/---

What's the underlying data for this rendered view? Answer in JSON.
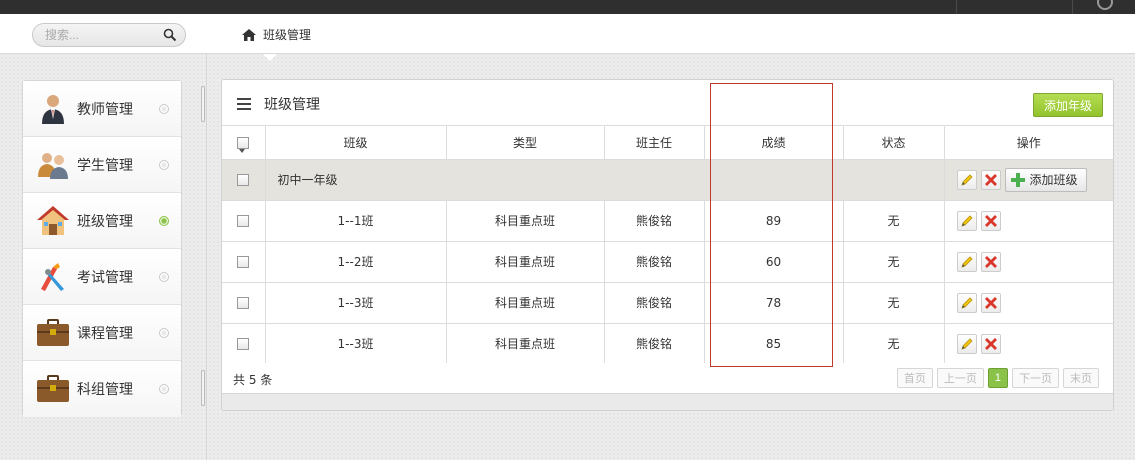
{
  "search": {
    "placeholder": "搜索..."
  },
  "breadcrumb": {
    "label": "班级管理"
  },
  "sidebar": {
    "items": [
      {
        "label": "教师管理",
        "icon": "teacher-icon",
        "active": false
      },
      {
        "label": "学生管理",
        "icon": "students-icon",
        "active": false
      },
      {
        "label": "班级管理",
        "icon": "house-icon",
        "active": true
      },
      {
        "label": "考试管理",
        "icon": "tools-icon",
        "active": false
      },
      {
        "label": "课程管理",
        "icon": "briefcase-icon",
        "active": false
      },
      {
        "label": "科组管理",
        "icon": "briefcase-icon",
        "active": false
      }
    ]
  },
  "panel": {
    "title": "班级管理",
    "add_grade_label": "添加年级",
    "columns": [
      "班级",
      "类型",
      "班主任",
      "成绩",
      "状态",
      "操作"
    ],
    "group": {
      "name": "初中一年级",
      "add_class_label": "添加班级"
    },
    "rows": [
      {
        "name": "1--1班",
        "type": "科目重点班",
        "teacher": "熊俊铭",
        "score": "89",
        "status": "无"
      },
      {
        "name": "1--2班",
        "type": "科目重点班",
        "teacher": "熊俊铭",
        "score": "60",
        "status": "无"
      },
      {
        "name": "1--3班",
        "type": "科目重点班",
        "teacher": "熊俊铭",
        "score": "78",
        "status": "无"
      },
      {
        "name": "1--3班",
        "type": "科目重点班",
        "teacher": "熊俊铭",
        "score": "85",
        "status": "无"
      }
    ],
    "total_label": "共 5 条",
    "pager": {
      "first": "首页",
      "prev": "上一页",
      "current": "1",
      "next": "下一页",
      "last": "末页"
    }
  },
  "colors": {
    "accent": "#8bc34a",
    "highlight": "#c0392b",
    "group_row": "#e4e3dd"
  }
}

\---

# SET TASK
Repeat the records above verbatim, with no pictures in the result.

# ANSWER TO THE EXERCISE
What's the underlying data for this rendered view? Answer in JSON.
{
  "search": {
    "placeholder": "搜索..."
  },
  "breadcrumb": {
    "label": "班级管理"
  },
  "sidebar": {
    "items": [
      {
        "label": "教师管理",
        "icon": "teacher-icon",
        "active": false
      },
      {
        "label": "学生管理",
        "icon": "students-icon",
        "active": false
      },
      {
        "label": "班级管理",
        "icon": "house-icon",
        "active": true
      },
      {
        "label": "考试管理",
        "icon": "tools-icon",
        "active": false
      },
      {
        "label": "课程管理",
        "icon": "briefcase-icon",
        "active": false
      },
      {
        "label": "科组管理",
        "icon": "briefcase-icon",
        "active": false
      }
    ]
  },
  "panel": {
    "title": "班级管理",
    "add_grade_label": "添加年级",
    "columns": [
      "班级",
      "类型",
      "班主任",
      "成绩",
      "状态",
      "操作"
    ],
    "group": {
      "name": "初中一年级",
      "add_class_label": "添加班级"
    },
    "rows": [
      {
        "name": "1--1班",
        "type": "科目重点班",
        "teacher": "熊俊铭",
        "score": "89",
        "status": "无"
      },
      {
        "name": "1--2班",
        "type": "科目重点班",
        "teacher": "熊俊铭",
        "score": "60",
        "status": "无"
      },
      {
        "name": "1--3班",
        "type": "科目重点班",
        "teacher": "熊俊铭",
        "score": "78",
        "status": "无"
      },
      {
        "name": "1--3班",
        "type": "科目重点班",
        "teacher": "熊俊铭",
        "score": "85",
        "status": "无"
      }
    ],
    "total_label": "共 5 条",
    "pager": {
      "first": "首页",
      "prev": "上一页",
      "current": "1",
      "next": "下一页",
      "last": "末页"
    }
  },
  "colors": {
    "accent": "#8bc34a",
    "highlight": "#c0392b",
    "group_row": "#e4e3dd"
  }
}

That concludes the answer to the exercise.